» LISTE DES TÂCHES:
(1) D'après l'extrait sur la canne à rhum polynésienne, qui a introduit la canne destinée au rhum aux Antilles et à la Réunion ?
(2) Poursuivez l'extrait sur la canne à rhum polynésienne à la suite de sa dernière phrase.

» EXTRAIT CHOISI:
Marotea Vitrac : « La connaissance qui a été produite, elle est surtout patrimoniale et c’est bien le tout premier intérêt. C’est-à-dire qu’il faut comprendre que la canne à sucre, ou plutôt la canne à rhum, donc la canne qui est destinée à l’industrie du rhum, elle a été introduite dans la plupart des îles où sont produits les rhums, notamment les Antilles ou la Réunion, par les Européens. Donc, ce sont des introductions qui sont anciennes, mais plus récentes que l’introduction en Polynésie, par nos ancêtres polynésiens. On a la chance, nous, de travailler avec des variétés autochtones qui ont été véhiculées par nos ancêtres sur leur pirogue à voile d’île en île pour arriver jusqu’en Polynésie et aujourd’hui, nous, on est allé déterrer ce patrimoine et les utiliser dans nos rhums.  Donc ça, c’est le premier argument. Le deuxième argument, il est qualitatif. C’est qu’on soupçonne que, comme le cépage au vin, la variété ancestrale de canne apporte une aromatique particulière à nos rhums de Polynésie. »  

TNTV : Les Polynésiens utilisaient justement la canne à sucre pour s’alimenter, se soigner. Aujourd’hui, nous en faisons du jus et du rhum. Quelles autres applications sont envisageables ?

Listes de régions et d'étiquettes
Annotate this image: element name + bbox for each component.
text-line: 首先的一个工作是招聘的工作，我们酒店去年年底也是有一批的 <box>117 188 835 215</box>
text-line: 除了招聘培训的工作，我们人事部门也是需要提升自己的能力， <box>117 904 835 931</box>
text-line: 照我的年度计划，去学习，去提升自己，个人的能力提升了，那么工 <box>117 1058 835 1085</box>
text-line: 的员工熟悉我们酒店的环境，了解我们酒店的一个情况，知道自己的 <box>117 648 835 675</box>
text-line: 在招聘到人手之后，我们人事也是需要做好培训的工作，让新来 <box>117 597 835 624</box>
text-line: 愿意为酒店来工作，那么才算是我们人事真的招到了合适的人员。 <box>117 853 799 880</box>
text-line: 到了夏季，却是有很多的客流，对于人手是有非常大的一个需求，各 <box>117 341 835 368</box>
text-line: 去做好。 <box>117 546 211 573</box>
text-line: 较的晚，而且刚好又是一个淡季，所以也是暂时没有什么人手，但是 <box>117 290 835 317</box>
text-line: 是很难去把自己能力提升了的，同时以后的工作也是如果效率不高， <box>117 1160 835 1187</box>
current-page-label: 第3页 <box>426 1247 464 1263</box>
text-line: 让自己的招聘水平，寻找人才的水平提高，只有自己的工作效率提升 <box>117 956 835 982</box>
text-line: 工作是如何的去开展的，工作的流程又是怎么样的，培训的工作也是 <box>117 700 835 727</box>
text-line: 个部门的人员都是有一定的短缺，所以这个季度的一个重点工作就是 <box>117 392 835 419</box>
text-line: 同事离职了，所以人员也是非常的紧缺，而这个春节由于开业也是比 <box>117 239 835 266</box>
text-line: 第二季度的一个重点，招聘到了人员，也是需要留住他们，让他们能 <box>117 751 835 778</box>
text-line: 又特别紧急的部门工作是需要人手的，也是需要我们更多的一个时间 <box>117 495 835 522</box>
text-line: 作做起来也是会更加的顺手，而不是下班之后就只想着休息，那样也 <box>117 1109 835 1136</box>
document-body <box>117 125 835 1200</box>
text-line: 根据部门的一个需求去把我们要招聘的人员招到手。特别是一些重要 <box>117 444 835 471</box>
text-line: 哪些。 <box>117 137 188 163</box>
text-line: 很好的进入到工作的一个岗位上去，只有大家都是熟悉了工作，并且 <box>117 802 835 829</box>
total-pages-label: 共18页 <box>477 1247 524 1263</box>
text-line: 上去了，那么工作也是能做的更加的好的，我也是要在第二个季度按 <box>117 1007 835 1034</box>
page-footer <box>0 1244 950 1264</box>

» RÉPONSES PAR TÂCHE:
(1) Les Européens.

(2)
Jean-François Butaud : « Il y avait quelques usages aussi pour faire de la vannerie, des tressages, que ce soit avec les feuilles ou avec l’écorce de tiges qui est différemment colorée selon les variétés. Donc ça peut faire des motifs. Après, d’autres usages, c’est l’usage dérivé de la bagasse, notamment pour quelques produits. »
Marotea Vitrac : « Oui, il y a de la valorisation de la bagasse qui peut être réalisée pour réaliser des étoffes, des emballages, des sacs. La bagasse, c’est ce qu’on a écrasé, pour préciser. C’est le résidu fibreux après qu’on ait pressé la canne et qu’on en ait extrait le jus.« 

TNTV : Marotea, en termes de production, faut-il privilégier une ou plusieurs espèces de cannes à sucre ? 
Marotea Vitrac : « Alors ça, c’est la suite des recherches parce que la recherche, naturellement, ce sont des processus, des méthodes de travail qui demandent un certain temps, quand même beaucoup de moyens, beaucoup d’investissements aussi. Et donc, les prochaines étapes, ce sera effectivement quelle valorisation et quelles espèces en particulier. On a déjà une petite idée, mais je dirais que c’est surtout par expérience et de façon empirique parce que ça fait quand même dix ans qu’on travaille avec ces vieilles variétés. Donc, on en a deux aujourd’hui, Torearea et Toute, qui sont très intéressantes d’un point de vue agronomique ou en tout cas qui présentent des caractéristiques un petit peu plus importantes que les autres. Mais comme on vient de découvrir aux îles Marquises trois nouvelles variétés, il conviendra de les mettre à l’essai également.« 

TNTV : La qualité du rang polynésien est reconnue aujourd’hui au niveau national et international. Une norme IGP peut favoriser son essor ?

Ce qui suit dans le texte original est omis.